# Dataset records
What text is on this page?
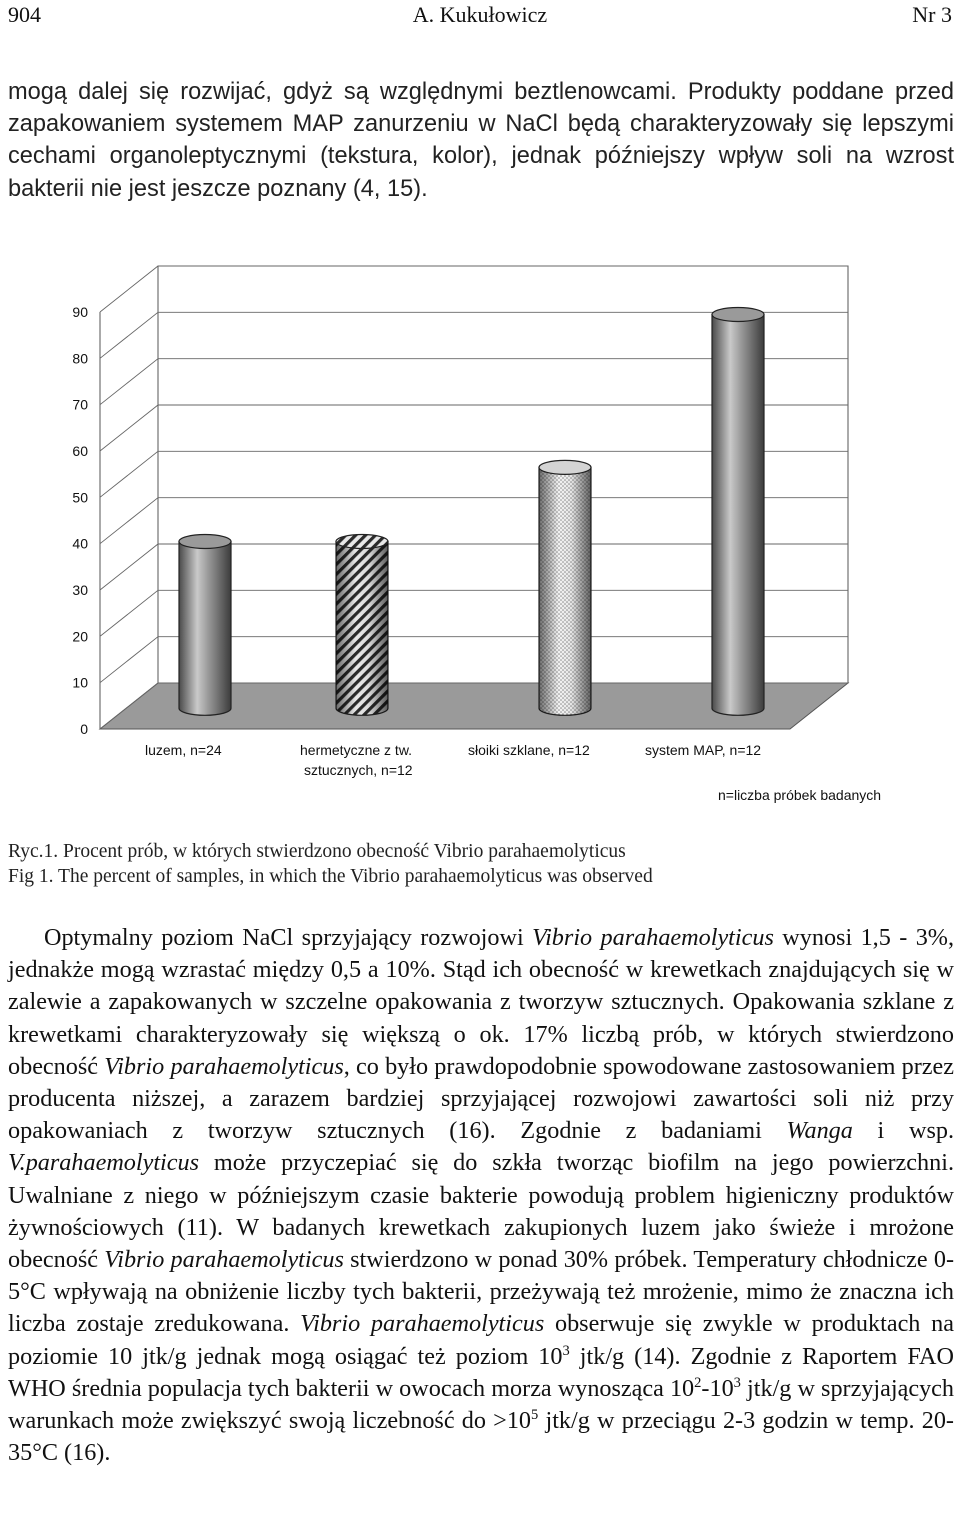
904	A. Kukułowicz	Nr 3

mogą dalej się rozwijać, gdyż są względnymi beztlenowcami. Produkty poddane przed zapakowaniem systemem MAP zanurzeniu w NaCl będą charakteryzowały się lepszymi cechami organoleptycznymi (tekstura, kolor), jednak późniejszy wpływ soli na wzrost bakterii nie jest jeszcze poznany (4, 15).

0
10
20
30
40
50
60
70
80
90
luzem, n=24	hermetyczne z tw.
sztucznych, n=12
słoiki szklane, n=12	system MAP, n=12
n=liczba próbek badanych
Ryc.1. Procent prób, w których stwierdzono obecność Vibrio parahaemolyticus
Fig 1. The percent of samples, in which the Vibrio parahaemolyticus was observed

Optymalny poziom NaCl sprzyjający rozwojowi Vibrio parahaemolyticus wynosi 1,5 - 3%, jednakże mogą wzrastać między 0,5 a 10%. Stąd ich obecność w krewetkach znajdujących się w zalewie a zapakowanych w szczelne opakowania z tworzyw sztucznych. Opakowania szklane z krewetkami charakteryzowały się większą o ok. 17% liczbą prób, w których stwierdzono obecność Vibrio parahaemolyticus, co było prawdopodobnie spowodowane zastosowaniem przez producenta niższej, a zarazem bardziej sprzyjającej rozwojowi zawartości soli niż przy opakowaniach z tworzyw sztucznych (16). Zgodnie z badaniami Wanga i wsp. V.parahaemolyticus może przyczepiać się do szkła tworząc biofilm na jego powierzchni. Uwalniane z niego w późniejszym czasie bakterie powodują problem higieniczny produktów żywnościowych (11). W badanych krewetkach zakupionych luzem jako świeże i mrożone obecność Vibrio parahaemolyticus stwierdzono w ponad 30% próbek. Temperatury chłodnicze 0-5°C wpływają na obniżenie liczby tych bakterii, przeżywają też mrożenie, mimo że znaczna ich liczba zostaje zredukowana. Vibrio parahaemolyticus obserwuje się zwykle w produktach na poziomie 10 jtk/g jednak mogą osiągać też poziom $10^3$ jtk/g (14). Zgodnie z Raportem FAO WHO średnia populacja tych bakterii w owocach morza wynosząca $10^2-10^3$ jtk/g w sprzyjających warunkach może zwiększyć swoją liczebność do $>10^5$ jtk/g w przeciągu 2-3 godzin w temp. 20-35°C (16).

# Exercise
Locate all lines holding the word "liczba", then copy them out.

# Answer for the task
n=liczba próbek badanych
Optymalny poziom NaCl sprzyjający rozwojowi Vibrio parahaemolyticus wynosi 1,5 - 3%, jednakże mogą wzrastać między 0,5 a 10%. Stąd ich obecność w krewetkach znajdujących się w zalewie a zapakowanych w szczelne opakowania z tworzyw sztucznych. Opakowania szklane z krewetkami charakteryzowały się większą o ok. 17% liczbą prób, w których stwierdzono obecność Vibrio parahaemolyticus, co było prawdopodobnie spowodowane zastosowaniem przez producenta niższej, a zarazem bardziej sprzyjającej rozwojowi zawartości soli niż przy opakowaniach z tworzyw sztucznych (16). Zgodnie z badaniami Wanga i wsp. V.parahaemolyticus może przyczepiać się do szkła tworząc biofilm na jego powierzchni. Uwalniane z niego w późniejszym czasie bakterie powodują problem higieniczny produktów żywnościowych (11). W badanych krewetkach zakupionych luzem jako świeże i mrożone obecność Vibrio parahaemolyticus stwierdzono w ponad 30% próbek. Temperatury chłodnicze 0-5°C wpływają na obniżenie liczby tych bakterii, przeżywają też mrożenie, mimo że znaczna ich liczba zostaje zredukowana. Vibrio parahaemolyticus obserwuje się zwykle w produktach na poziomie 10 jtk/g jednak mogą osiągać też poziom $10^3$ jtk/g (14). Zgodnie z Raportem FAO WHO średnia populacja tych bakterii w owocach morza wynosząca $10^2-10^3$ jtk/g w sprzyjających warunkach może zwiększyć swoją liczebność do $>10^5$ jtk/g w przeciągu 2-3 godzin w temp. 20-35°C (16).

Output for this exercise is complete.